--- Stored items ---
· · · · ·
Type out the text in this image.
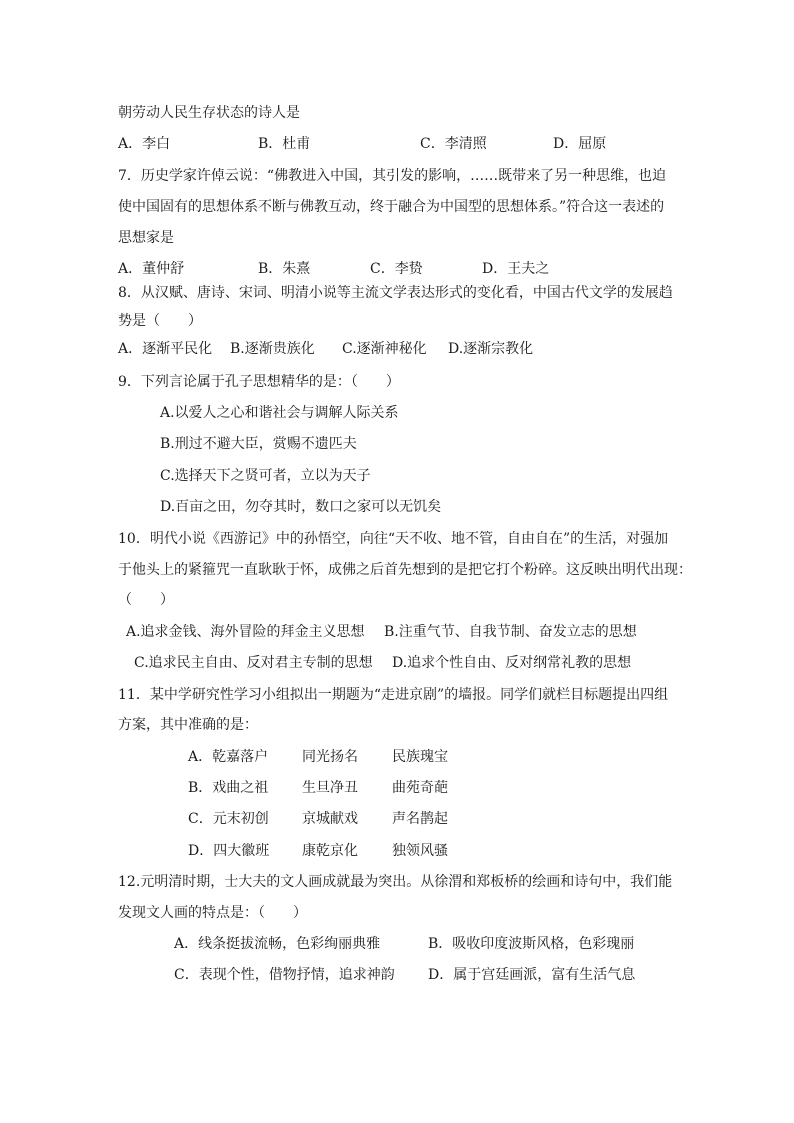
朝劳动人民生存状态的诗人是
A．李白	B．杜甫	C．李清照	D．屈原
7．历史学家许倬云说：“佛教进入中国，其引发的影响，……既带来了另一种思维，也迫
使中国固有的思想体系不断与佛教互动，终于融合为中国型的思想体系。”符合这一表述的
思想家是
A．董仲舒	B．朱熹	C．李贽	D．王夫之
8．从汉赋、唐诗、宋词、明清小说等主流文学表达形式的变化看，中国古代文学的发展趋
势是（　　）
A．逐渐平民化 B.逐渐贵族化 C.逐渐神秘化 D.逐渐宗教化
9．下列言论属于孔子思想精华的是：（　　）
A.以爱人之心和谐社会与调解人际关系
B.刑过不避大臣，赏赐不遗匹夫
C.选择天下之贤可者，立以为天子
D.百亩之田，勿夺其时，数口之家可以无饥矣
10．明代小说《西游记》中的孙悟空，向往“天不收、地不管，自由自在”的生活，对强加
于他头上的紧箍咒一直耿耿于怀，成佛之后首先想到的是把它打个粉碎。这反映出明代出现：
（　　）
A.追求金钱、海外冒险的拜金主义思想 B.注重气节、自我节制、奋发立志的思想
C.追求民主自由、反对君主专制的思想 D.追求个性自由、反对纲常礼教的思想
11．某中学研究性学习小组拟出一期题为“走进京剧”的墙报。同学们就栏目标题提出四组
方案，其中准确的是：
A．乾嘉落户 同光扬名 民族瑰宝
B．戏曲之祖 生旦净丑 曲苑奇葩
C．元末初创 京城献戏 声名鹊起
D．四大徽班 康乾京化 独领风骚
12.元明清时期，士大夫的文人画成就最为突出。从徐渭和郑板桥的绘画和诗句中，我们能
发现文人画的特点是：（　　）
A．线条挺拔流畅，色彩绚丽典雅	B．吸收印度波斯风格，色彩瑰丽
C．表现个性，借物抒情，追求神韵 D．属于宫廷画派，富有生活气息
· · · · ·
--- WHAT YOU WILL DO ---
Reproduce the material above in full and without alteration, but skip all pictures.

--- EXERCISE RESULT ---
Type out the text in this image.
朝劳动人民生存状态的诗人是
A．李白	B．杜甫	C．李清照	D．屈原
7．历史学家许倬云说：“佛教进入中国，其引发的影响，……既带来了另一种思维，也迫
使中国固有的思想体系不断与佛教互动，终于融合为中国型的思想体系。”符合这一表述的
思想家是
A．董仲舒	B．朱熹	C．李贽	D．王夫之
8．从汉赋、唐诗、宋词、明清小说等主流文学表达形式的变化看，中国古代文学的发展趋
势是（　　）
A．逐渐平民化 B.逐渐贵族化 C.逐渐神秘化 D.逐渐宗教化
9．下列言论属于孔子思想精华的是：（　　）
A.以爱人之心和谐社会与调解人际关系
B.刑过不避大臣，赏赐不遗匹夫
C.选择天下之贤可者，立以为天子
D.百亩之田，勿夺其时，数口之家可以无饥矣
10．明代小说《西游记》中的孙悟空，向往“天不收、地不管，自由自在”的生活，对强加
于他头上的紧箍咒一直耿耿于怀，成佛之后首先想到的是把它打个粉碎。这反映出明代出现：
（　　）
A.追求金钱、海外冒险的拜金主义思想 B.注重气节、自我节制、奋发立志的思想
C.追求民主自由、反对君主专制的思想 D.追求个性自由、反对纲常礼教的思想
11．某中学研究性学习小组拟出一期题为“走进京剧”的墙报。同学们就栏目标题提出四组
方案，其中准确的是：
A．乾嘉落户 同光扬名 民族瑰宝
B．戏曲之祖 生旦净丑 曲苑奇葩
C．元末初创 京城献戏 声名鹊起
D．四大徽班 康乾京化 独领风骚
12.元明清时期，士大夫的文人画成就最为突出。从徐渭和郑板桥的绘画和诗句中，我们能
发现文人画的特点是：（　　）
A．线条挺拔流畅，色彩绚丽典雅	B．吸收印度波斯风格，色彩瑰丽
C．表现个性，借物抒情，追求神韵 D．属于宫廷画派，富有生活气息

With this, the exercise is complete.